>> START Data section

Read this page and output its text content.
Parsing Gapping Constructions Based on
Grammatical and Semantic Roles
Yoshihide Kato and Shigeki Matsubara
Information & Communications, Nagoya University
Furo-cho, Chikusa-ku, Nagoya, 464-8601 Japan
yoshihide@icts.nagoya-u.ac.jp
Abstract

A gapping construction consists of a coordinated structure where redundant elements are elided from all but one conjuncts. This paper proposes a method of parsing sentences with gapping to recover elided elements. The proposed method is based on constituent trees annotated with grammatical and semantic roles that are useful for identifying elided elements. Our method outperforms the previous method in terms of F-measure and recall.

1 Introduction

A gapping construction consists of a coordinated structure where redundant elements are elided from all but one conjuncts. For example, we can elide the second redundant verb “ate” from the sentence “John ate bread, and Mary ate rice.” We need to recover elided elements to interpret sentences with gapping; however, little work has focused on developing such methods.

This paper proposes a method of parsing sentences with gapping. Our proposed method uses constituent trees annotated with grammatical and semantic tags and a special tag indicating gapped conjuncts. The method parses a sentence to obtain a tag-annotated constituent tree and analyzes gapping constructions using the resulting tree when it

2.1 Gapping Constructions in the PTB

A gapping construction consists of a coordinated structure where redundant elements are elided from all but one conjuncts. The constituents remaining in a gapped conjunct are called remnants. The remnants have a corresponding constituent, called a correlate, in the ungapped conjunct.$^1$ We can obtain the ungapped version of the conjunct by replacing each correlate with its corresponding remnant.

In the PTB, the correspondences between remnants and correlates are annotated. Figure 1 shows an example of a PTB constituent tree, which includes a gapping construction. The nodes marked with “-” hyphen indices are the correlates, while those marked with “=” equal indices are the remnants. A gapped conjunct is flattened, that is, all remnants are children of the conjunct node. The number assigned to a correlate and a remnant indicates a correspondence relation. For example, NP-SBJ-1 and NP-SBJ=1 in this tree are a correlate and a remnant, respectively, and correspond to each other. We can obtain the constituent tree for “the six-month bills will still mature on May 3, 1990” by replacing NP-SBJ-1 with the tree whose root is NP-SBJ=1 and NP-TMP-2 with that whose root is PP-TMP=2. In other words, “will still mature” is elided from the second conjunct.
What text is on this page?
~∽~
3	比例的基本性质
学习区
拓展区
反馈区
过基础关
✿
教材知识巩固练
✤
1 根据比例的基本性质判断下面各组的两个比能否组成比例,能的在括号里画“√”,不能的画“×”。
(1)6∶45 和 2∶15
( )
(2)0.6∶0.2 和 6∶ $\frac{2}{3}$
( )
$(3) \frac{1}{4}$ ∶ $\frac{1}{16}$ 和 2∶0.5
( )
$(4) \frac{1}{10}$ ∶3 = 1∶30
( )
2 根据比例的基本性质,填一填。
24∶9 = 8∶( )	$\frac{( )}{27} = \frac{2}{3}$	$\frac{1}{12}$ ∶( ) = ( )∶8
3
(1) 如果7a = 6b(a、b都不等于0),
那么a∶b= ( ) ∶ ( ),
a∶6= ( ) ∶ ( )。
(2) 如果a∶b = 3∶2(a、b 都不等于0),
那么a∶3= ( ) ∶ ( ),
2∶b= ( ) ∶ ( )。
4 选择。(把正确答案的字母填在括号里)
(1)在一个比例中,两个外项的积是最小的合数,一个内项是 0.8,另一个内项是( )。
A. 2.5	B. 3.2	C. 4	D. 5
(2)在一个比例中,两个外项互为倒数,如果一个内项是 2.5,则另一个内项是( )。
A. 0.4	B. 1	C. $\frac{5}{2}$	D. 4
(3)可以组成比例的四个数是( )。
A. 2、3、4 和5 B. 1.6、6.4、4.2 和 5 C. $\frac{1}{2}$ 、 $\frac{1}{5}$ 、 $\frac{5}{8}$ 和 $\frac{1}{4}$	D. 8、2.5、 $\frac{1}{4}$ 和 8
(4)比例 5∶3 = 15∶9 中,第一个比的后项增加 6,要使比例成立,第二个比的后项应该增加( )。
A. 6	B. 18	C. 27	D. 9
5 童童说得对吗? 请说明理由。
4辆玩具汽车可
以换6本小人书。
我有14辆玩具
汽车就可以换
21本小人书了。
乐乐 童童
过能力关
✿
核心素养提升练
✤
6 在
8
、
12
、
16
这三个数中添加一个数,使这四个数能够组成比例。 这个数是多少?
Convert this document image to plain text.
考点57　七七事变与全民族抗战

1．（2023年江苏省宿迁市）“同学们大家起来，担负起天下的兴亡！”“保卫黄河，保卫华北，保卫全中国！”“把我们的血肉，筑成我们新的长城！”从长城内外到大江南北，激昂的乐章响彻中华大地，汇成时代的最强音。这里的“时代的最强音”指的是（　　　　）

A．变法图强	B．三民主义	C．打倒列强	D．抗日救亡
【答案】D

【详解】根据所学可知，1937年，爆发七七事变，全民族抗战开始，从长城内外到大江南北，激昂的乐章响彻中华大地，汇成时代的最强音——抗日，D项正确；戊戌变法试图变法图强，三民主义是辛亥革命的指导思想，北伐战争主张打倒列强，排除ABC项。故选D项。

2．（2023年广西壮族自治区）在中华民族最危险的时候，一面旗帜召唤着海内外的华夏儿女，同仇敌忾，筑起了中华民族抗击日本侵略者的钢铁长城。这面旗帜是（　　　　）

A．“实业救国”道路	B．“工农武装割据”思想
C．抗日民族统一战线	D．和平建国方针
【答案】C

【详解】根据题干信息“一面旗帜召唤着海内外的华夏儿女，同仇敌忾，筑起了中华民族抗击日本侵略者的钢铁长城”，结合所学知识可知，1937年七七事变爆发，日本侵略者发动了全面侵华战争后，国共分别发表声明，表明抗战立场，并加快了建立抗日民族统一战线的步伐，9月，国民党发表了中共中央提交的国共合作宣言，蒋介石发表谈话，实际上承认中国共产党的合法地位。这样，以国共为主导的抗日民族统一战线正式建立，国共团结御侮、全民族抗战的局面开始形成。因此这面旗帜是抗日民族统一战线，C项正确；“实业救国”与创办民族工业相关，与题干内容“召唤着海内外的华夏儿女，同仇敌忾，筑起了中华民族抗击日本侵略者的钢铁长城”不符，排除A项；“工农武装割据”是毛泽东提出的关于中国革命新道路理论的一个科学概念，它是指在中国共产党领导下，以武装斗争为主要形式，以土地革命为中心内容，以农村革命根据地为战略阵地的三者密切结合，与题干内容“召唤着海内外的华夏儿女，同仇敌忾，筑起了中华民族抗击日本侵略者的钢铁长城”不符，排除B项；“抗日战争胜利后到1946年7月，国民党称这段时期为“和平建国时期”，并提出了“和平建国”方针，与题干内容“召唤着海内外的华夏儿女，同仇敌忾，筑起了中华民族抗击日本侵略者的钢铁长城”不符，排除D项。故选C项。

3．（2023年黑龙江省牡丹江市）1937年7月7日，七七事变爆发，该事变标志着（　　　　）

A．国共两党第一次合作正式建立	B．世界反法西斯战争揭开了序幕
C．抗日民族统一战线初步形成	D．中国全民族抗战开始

>> END Data section
>> START Data section

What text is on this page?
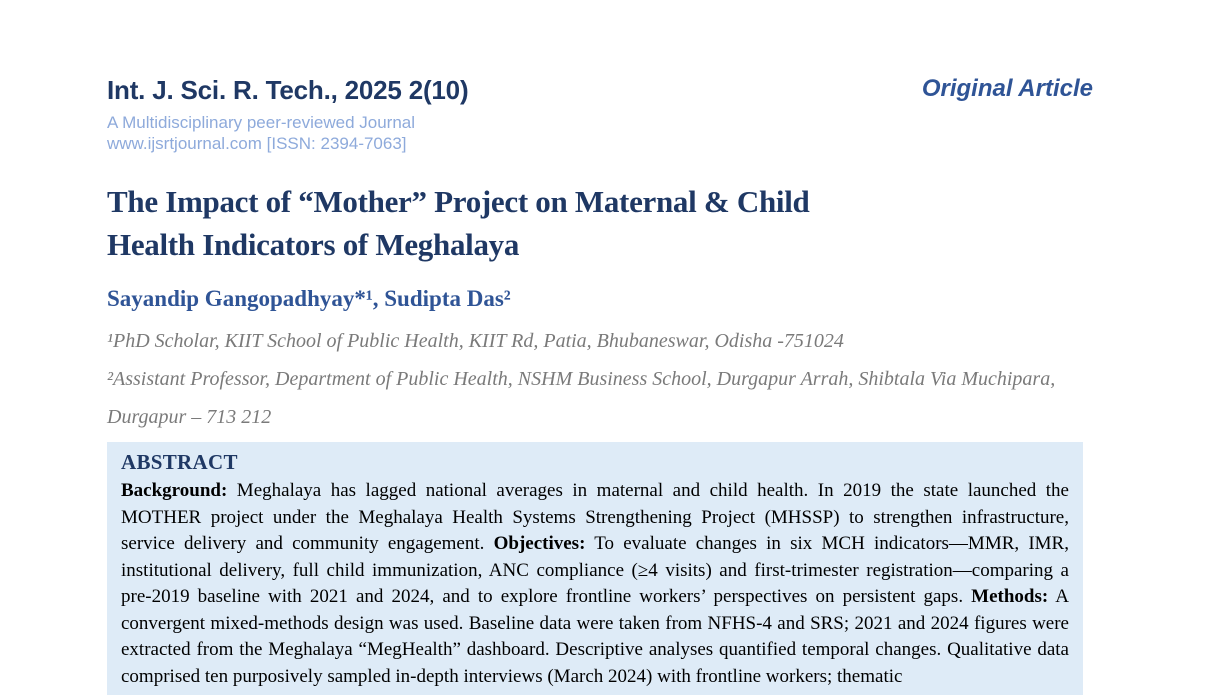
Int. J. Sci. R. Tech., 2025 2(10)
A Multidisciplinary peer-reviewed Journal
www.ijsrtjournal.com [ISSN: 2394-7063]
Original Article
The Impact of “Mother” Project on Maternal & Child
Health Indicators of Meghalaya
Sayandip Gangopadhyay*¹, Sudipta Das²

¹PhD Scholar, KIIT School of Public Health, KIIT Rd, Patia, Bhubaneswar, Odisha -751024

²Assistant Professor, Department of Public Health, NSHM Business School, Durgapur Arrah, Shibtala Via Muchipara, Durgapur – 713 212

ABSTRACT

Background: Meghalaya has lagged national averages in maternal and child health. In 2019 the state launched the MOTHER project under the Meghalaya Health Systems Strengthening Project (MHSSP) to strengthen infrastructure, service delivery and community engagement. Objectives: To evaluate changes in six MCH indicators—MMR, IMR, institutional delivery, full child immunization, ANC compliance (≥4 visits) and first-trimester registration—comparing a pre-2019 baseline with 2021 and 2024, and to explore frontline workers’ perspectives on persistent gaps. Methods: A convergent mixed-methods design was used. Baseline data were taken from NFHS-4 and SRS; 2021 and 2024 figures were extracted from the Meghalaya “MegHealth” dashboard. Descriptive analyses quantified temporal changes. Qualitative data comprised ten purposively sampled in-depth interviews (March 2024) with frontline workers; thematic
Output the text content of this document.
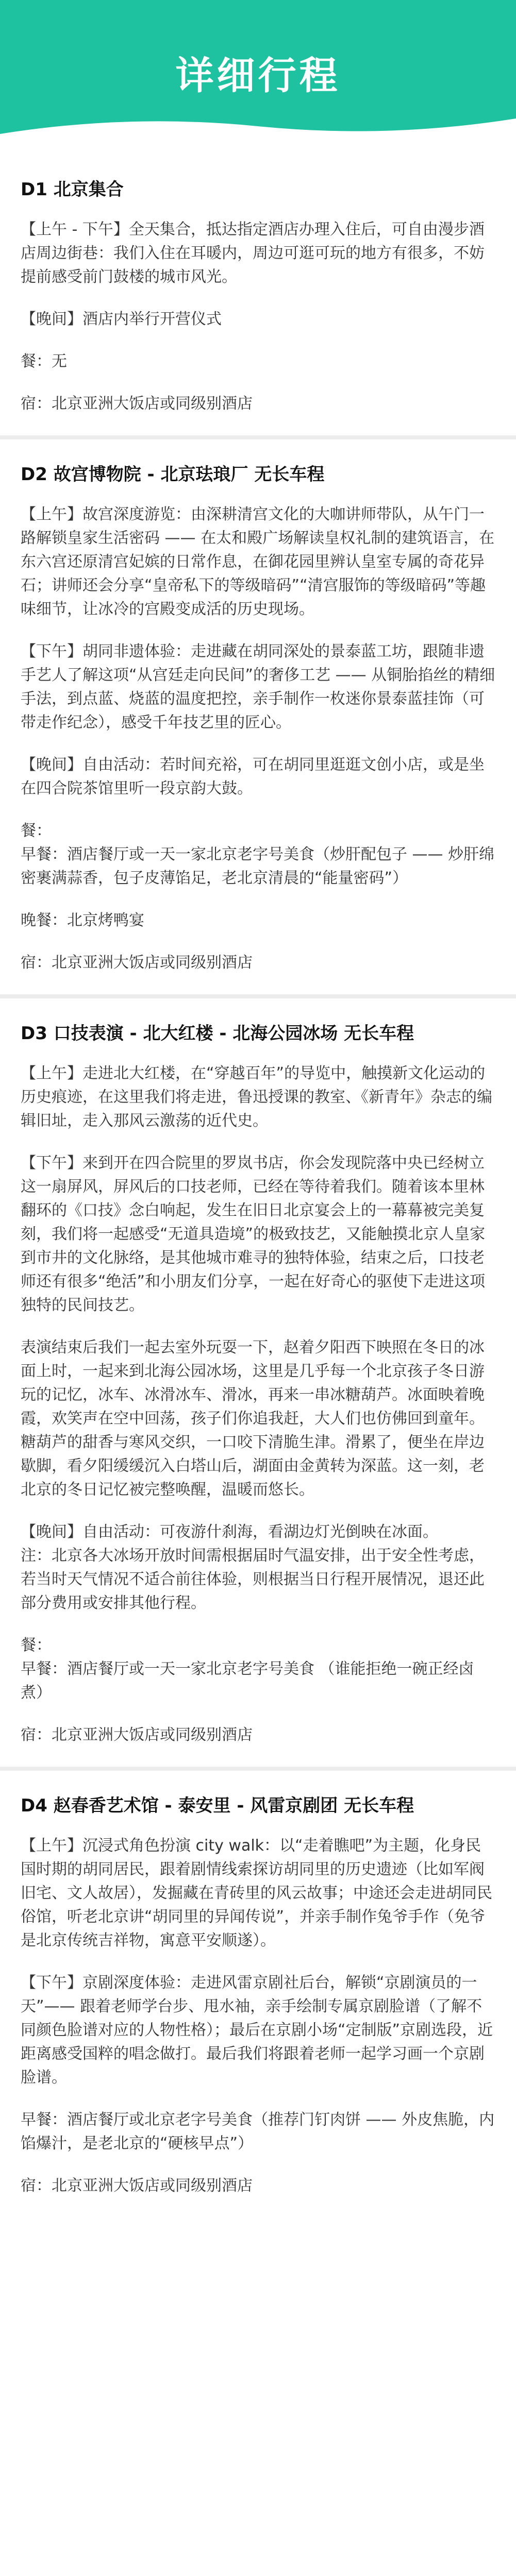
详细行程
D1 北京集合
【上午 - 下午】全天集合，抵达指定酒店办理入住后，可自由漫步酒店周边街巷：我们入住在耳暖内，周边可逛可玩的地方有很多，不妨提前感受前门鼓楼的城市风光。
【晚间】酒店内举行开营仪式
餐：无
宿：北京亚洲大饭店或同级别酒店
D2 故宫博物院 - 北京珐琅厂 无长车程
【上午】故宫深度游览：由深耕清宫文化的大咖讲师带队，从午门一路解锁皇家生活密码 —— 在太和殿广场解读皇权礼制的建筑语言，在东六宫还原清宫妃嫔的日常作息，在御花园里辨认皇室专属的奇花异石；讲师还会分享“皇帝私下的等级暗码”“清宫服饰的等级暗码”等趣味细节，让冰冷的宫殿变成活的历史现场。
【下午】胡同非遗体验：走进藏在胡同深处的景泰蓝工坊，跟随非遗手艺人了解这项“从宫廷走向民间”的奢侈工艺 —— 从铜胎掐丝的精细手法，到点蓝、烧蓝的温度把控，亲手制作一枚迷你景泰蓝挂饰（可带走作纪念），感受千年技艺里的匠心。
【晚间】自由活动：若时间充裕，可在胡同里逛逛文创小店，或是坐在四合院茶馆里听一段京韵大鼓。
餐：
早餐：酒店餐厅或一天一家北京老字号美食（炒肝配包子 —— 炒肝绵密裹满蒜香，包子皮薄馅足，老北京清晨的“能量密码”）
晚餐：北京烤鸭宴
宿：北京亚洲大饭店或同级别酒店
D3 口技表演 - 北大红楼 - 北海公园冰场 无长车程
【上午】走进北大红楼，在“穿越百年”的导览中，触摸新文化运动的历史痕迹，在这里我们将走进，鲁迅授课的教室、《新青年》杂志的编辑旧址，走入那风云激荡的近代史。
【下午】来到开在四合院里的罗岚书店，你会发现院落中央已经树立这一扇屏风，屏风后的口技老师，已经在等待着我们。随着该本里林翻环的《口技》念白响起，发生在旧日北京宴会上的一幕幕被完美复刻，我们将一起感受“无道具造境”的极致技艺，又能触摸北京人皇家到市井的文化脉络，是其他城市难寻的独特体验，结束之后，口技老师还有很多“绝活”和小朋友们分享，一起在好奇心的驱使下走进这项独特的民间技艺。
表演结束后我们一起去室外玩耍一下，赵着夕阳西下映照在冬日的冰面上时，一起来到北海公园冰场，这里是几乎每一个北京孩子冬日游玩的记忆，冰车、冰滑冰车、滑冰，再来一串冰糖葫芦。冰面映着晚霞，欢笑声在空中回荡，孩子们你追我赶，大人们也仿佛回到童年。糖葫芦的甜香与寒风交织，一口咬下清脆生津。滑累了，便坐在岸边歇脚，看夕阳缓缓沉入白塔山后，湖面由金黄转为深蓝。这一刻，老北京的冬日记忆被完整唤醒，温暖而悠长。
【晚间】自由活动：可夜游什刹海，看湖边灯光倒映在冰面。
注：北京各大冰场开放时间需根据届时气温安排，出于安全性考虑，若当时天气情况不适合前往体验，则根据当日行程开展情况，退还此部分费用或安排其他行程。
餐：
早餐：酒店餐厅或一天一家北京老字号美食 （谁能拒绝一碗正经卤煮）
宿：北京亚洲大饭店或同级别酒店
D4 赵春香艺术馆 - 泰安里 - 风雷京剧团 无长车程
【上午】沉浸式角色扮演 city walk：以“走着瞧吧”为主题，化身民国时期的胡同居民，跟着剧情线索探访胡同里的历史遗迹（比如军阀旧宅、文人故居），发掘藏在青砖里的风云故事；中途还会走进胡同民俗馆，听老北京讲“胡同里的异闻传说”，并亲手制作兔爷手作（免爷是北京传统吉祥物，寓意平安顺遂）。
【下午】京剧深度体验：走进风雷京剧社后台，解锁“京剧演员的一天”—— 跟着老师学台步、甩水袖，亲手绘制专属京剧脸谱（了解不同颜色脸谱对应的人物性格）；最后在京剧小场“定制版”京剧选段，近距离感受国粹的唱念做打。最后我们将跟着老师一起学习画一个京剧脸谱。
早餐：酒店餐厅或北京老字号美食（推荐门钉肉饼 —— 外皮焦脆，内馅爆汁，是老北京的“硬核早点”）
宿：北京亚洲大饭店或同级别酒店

>> END Data section

### Do this
Copy all lines from the data that hold the word "text".

### Written answer
Read this page and output its text content.
What text is on this page?
Convert this document image to plain text.
What text is on this page?
Output the text content of this document.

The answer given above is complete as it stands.